**What is expected:** Return the entries below in their exact form, leaving the pictures out.

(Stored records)
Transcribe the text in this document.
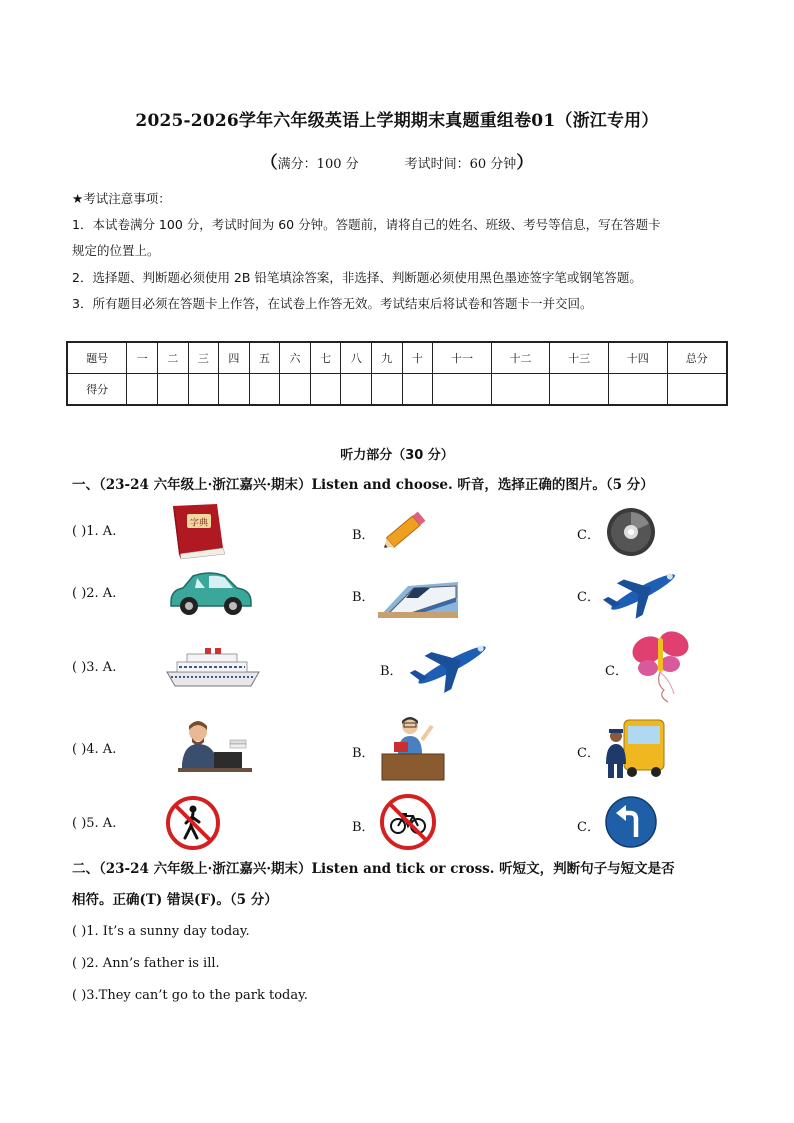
2025-2026学年六年级英语上学期期末真题重组卷01（浙江专用）
（满分：100 分	考试时间：60 分钟）
★考试注意事项：
1．本试卷满分 100 分，考试时间为 60 分钟。答题前，请将自己的姓名、班级、考号等信息，写在答题卡
规定的位置上。
2．选择题、判断题必须使用 2B 铅笔填涂答案，非选择、判断题必须使用黑色墨迹签字笔或钢笔答题。
3．所有题目必须在答题卡上作答，在试卷上作答无效。考试结束后将试卷和答题卡一并交回。
题号	一	二	三	四	五	六	七	八	九	十	十一	十二	十三	十四	总分
得分															
听力部分（30 分）
一、（23-24 六年级上·浙江嘉兴·期末）Listen and choose. 听音，选择正确的图片。（5 分）
( )1. A.
字典
B．	C．
( )2. A.	B．	C．
( )3. A.	B．	C．
( )4. A.	B．	C．
( )5. A.	B．	C．
二、（23-24 六年级上·浙江嘉兴·期末）Listen and tick or cross. 听短文，判断句子与短文是否
相符。正确(T) 错误(F)。（5 分）
( )1. It’s a sunny day today.
( )2. Ann’s father is ill.
( )3.They can’t go to the park today.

**Problem solution:**
Transcribe the text in this document.
2025-2026学年六年级英语上学期期末真题重组卷01（浙江专用）
（满分：100 分	考试时间：60 分钟）
★考试注意事项：
1．本试卷满分 100 分，考试时间为 60 分钟。答题前，请将自己的姓名、班级、考号等信息，写在答题卡
规定的位置上。
2．选择题、判断题必须使用 2B 铅笔填涂答案，非选择、判断题必须使用黑色墨迹签字笔或钢笔答题。
3．所有题目必须在答题卡上作答，在试卷上作答无效。考试结束后将试卷和答题卡一并交回。
题号	一	二	三	四	五	六	七	八	九	十	十一	十二	十三	十四	总分
得分															
听力部分（30 分）
一、（23-24 六年级上·浙江嘉兴·期末）Listen and choose. 听音，选择正确的图片。（5 分）
( )1. A.
字典
B．	C．
( )2. A.	B．	C．
( )3. A.	B．	C．
( )4. A.	B．	C．
( )5. A.	B．	C．
二、（23-24 六年级上·浙江嘉兴·期末）Listen and tick or cross. 听短文，判断句子与短文是否
相符。正确(T) 错误(F)。（5 分）
( )1. It’s a sunny day today.
( )2. Ann’s father is ill.
( )3.They can’t go to the park today.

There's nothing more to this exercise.